[TO BE DONE] Give the data below again, word for word.

[DATA PROVIDED]
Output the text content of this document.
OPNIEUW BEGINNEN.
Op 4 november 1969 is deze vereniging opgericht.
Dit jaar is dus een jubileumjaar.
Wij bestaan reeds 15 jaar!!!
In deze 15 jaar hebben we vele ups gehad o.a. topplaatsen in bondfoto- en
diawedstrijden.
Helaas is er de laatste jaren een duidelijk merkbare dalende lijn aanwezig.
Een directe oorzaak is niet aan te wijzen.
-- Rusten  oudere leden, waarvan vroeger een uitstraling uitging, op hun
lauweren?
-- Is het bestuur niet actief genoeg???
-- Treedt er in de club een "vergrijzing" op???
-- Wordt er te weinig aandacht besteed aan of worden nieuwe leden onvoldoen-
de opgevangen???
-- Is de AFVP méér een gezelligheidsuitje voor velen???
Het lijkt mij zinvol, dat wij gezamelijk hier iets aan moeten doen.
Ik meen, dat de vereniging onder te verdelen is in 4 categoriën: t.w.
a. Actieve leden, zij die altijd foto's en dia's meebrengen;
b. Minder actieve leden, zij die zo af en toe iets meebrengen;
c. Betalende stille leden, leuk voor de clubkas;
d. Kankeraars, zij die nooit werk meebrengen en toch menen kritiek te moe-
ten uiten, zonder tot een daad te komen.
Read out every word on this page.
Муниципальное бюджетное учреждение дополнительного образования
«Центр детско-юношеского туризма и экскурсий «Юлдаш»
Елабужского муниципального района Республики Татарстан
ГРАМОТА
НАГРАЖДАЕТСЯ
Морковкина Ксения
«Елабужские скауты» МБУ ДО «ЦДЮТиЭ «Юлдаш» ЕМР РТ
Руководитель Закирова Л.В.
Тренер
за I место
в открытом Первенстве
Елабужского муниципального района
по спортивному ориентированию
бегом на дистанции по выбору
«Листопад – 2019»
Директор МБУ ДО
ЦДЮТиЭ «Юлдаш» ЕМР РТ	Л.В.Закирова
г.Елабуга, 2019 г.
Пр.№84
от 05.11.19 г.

[RESULT OF THE EXERCISE]
Output the text content of this document.
OPNIEUW BEGINNEN.
Op 4 november 1969 is deze vereniging opgericht.
Dit jaar is dus een jubileumjaar.
Wij bestaan reeds 15 jaar!!!
In deze 15 jaar hebben we vele ups gehad o.a. topplaatsen in bondfoto- en
diawedstrijden.
Helaas is er de laatste jaren een duidelijk merkbare dalende lijn aanwezig.
Een directe oorzaak is niet aan te wijzen.
-- Rusten  oudere leden, waarvan vroeger een uitstraling uitging, op hun
lauweren?
-- Is het bestuur niet actief genoeg???
-- Treedt er in de club een "vergrijzing" op???
-- Wordt er te weinig aandacht besteed aan of worden nieuwe leden onvoldoen-
de opgevangen???
-- Is de AFVP méér een gezelligheidsuitje voor velen???
Het lijkt mij zinvol, dat wij gezamelijk hier iets aan moeten doen.
Ik meen, dat de vereniging onder te verdelen is in 4 categoriën: t.w.
a. Actieve leden, zij die altijd foto's en dia's meebrengen;
b. Minder actieve leden, zij die zo af en toe iets meebrengen;
c. Betalende stille leden, leuk voor de clubkas;
d. Kankeraars, zij die nooit werk meebrengen en toch menen kritiek te moe-
ten uiten, zonder tot een daad te komen.
Read out every word on this page.
Муниципальное бюджетное учреждение дополнительного образования
«Центр детско-юношеского туризма и экскурсий «Юлдаш»
Елабужского муниципального района Республики Татарстан
ГРАМОТА
НАГРАЖДАЕТСЯ
Морковкина Ксения
«Елабужские скауты» МБУ ДО «ЦДЮТиЭ «Юлдаш» ЕМР РТ
Руководитель Закирова Л.В.
Тренер
за I место
в открытом Первенстве
Елабужского муниципального района
по спортивному ориентированию
бегом на дистанции по выбору
«Листопад – 2019»
Директор МБУ ДО
ЦДЮТиЭ «Юлдаш» ЕМР РТ	Л.В.Закирова
г.Елабуга, 2019 г.
Пр.№84
от 05.11.19 г.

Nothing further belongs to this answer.